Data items
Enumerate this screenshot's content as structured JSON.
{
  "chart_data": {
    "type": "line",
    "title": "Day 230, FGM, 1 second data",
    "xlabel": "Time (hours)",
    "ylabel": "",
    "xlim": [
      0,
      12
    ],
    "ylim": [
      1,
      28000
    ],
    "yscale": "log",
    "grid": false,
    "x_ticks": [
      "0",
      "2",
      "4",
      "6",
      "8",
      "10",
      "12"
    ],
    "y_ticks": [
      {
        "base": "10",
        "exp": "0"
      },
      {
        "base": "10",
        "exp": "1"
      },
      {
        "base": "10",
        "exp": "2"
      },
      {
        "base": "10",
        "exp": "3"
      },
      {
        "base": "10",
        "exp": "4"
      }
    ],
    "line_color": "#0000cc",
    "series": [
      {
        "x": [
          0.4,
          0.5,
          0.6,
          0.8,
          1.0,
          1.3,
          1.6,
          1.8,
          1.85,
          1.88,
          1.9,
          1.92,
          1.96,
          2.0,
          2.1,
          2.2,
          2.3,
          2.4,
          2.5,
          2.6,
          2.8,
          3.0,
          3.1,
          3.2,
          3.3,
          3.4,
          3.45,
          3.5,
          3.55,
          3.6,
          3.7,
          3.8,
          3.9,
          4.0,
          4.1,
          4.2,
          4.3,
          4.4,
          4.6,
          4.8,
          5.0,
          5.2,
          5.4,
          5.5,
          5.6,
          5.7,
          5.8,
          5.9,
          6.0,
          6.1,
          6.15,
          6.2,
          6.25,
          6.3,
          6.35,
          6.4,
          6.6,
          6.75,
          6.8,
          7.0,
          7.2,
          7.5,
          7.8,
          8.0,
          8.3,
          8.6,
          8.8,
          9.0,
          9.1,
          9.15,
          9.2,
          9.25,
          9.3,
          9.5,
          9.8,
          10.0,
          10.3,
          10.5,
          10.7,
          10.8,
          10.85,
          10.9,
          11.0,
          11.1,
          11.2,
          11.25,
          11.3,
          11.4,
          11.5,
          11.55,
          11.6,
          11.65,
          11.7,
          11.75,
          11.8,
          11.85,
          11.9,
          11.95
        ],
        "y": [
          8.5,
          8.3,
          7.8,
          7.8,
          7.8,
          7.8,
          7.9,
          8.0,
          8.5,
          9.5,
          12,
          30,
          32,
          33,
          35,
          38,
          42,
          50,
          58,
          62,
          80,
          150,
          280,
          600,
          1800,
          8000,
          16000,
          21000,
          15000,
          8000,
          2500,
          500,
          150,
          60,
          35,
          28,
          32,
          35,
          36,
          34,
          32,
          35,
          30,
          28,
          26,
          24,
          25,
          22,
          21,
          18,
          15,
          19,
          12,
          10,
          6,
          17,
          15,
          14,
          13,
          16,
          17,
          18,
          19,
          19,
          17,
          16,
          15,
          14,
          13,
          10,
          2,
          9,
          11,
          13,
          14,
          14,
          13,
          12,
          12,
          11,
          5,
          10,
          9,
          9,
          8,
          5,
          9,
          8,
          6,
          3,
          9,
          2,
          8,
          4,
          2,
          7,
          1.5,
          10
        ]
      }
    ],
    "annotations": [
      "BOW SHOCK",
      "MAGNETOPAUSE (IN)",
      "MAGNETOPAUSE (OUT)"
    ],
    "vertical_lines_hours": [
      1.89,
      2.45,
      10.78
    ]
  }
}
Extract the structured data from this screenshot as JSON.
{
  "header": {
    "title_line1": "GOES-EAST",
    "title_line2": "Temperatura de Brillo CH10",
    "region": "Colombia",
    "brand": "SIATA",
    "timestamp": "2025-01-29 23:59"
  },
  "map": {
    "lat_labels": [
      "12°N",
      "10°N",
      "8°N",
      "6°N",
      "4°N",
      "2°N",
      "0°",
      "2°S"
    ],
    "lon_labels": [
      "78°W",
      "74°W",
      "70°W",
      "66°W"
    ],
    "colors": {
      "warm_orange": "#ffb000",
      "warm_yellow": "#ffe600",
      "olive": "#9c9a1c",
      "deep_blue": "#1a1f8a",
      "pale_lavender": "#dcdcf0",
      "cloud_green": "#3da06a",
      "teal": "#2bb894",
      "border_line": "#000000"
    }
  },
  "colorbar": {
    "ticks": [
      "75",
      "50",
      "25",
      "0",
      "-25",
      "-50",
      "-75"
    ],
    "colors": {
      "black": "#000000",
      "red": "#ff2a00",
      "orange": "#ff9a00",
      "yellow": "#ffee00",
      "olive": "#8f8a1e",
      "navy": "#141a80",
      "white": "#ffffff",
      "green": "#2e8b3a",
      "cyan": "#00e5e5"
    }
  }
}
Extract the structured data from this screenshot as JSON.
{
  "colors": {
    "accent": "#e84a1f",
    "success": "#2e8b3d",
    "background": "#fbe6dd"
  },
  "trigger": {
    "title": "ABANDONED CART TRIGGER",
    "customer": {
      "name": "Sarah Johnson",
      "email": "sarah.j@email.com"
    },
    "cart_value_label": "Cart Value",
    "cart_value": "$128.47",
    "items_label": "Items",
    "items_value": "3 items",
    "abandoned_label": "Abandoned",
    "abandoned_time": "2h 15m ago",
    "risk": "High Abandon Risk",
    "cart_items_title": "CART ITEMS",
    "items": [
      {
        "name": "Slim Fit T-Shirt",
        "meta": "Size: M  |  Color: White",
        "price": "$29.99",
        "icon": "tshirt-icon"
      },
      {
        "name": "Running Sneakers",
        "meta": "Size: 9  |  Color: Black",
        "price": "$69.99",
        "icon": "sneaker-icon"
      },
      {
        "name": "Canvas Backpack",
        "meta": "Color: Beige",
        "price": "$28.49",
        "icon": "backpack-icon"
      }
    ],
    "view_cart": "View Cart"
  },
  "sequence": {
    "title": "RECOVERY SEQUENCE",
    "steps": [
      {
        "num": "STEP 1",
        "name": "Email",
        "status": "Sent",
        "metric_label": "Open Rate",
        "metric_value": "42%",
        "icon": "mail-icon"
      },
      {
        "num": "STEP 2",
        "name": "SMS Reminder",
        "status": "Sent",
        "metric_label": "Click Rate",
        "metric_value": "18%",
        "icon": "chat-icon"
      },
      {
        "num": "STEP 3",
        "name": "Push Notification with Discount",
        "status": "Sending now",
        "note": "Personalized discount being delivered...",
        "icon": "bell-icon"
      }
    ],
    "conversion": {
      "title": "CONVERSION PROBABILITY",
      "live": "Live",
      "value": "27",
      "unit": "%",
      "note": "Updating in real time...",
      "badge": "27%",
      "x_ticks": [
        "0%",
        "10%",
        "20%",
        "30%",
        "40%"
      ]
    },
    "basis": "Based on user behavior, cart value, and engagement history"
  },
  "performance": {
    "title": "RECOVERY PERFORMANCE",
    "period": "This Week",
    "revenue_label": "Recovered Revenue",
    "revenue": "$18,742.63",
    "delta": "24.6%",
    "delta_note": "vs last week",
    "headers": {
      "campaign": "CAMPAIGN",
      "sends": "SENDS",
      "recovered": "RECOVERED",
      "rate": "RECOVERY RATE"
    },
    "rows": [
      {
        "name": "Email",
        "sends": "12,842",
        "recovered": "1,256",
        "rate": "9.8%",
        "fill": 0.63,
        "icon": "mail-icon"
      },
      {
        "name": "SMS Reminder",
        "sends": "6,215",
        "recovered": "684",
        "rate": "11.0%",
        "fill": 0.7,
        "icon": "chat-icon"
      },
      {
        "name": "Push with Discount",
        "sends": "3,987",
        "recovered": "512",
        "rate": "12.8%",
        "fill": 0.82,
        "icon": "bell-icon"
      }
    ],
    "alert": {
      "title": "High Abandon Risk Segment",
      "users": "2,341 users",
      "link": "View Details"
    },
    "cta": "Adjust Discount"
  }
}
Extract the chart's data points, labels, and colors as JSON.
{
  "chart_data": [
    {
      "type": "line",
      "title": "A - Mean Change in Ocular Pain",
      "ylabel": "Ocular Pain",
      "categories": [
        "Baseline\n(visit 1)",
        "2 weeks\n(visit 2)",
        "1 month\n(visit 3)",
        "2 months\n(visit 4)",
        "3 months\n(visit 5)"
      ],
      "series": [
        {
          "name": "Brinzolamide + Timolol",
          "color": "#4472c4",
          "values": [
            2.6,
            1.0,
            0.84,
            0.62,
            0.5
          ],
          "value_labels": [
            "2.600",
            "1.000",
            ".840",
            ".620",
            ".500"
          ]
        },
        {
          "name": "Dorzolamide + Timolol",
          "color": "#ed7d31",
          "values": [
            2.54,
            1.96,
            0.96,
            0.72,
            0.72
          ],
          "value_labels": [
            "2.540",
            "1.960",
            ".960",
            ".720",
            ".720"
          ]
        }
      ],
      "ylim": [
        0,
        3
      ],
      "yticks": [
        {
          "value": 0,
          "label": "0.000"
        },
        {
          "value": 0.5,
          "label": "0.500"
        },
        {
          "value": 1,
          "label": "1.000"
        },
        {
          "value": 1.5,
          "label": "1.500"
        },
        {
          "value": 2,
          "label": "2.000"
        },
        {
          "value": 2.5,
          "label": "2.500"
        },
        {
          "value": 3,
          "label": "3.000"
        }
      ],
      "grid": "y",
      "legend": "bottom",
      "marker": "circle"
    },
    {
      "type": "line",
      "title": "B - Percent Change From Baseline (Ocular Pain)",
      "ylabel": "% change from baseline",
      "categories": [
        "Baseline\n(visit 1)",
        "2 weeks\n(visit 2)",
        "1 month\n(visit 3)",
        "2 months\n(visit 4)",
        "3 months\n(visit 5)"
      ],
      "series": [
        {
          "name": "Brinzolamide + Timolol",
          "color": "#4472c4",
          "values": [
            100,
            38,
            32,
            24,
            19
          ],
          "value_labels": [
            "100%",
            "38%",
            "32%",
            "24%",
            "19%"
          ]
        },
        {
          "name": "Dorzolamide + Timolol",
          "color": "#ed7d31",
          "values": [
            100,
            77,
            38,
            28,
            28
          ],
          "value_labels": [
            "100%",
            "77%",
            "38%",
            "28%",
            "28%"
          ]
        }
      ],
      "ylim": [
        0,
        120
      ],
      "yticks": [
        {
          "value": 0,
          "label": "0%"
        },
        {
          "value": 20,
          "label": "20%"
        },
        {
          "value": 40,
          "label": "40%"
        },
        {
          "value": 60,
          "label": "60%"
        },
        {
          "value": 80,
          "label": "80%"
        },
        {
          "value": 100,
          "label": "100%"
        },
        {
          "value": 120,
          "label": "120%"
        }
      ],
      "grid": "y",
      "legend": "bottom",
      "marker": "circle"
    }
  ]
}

*EXERCISE DETAILS*. Identify each line containing the string "Ocular" and copy it out.

*FINAL RESULT*.
      "title": "A - Mean Change in Ocular Pain",
      "ylabel": "Ocular Pain",
      "title": "B - Percent Change From Baseline (Ocular Pain)",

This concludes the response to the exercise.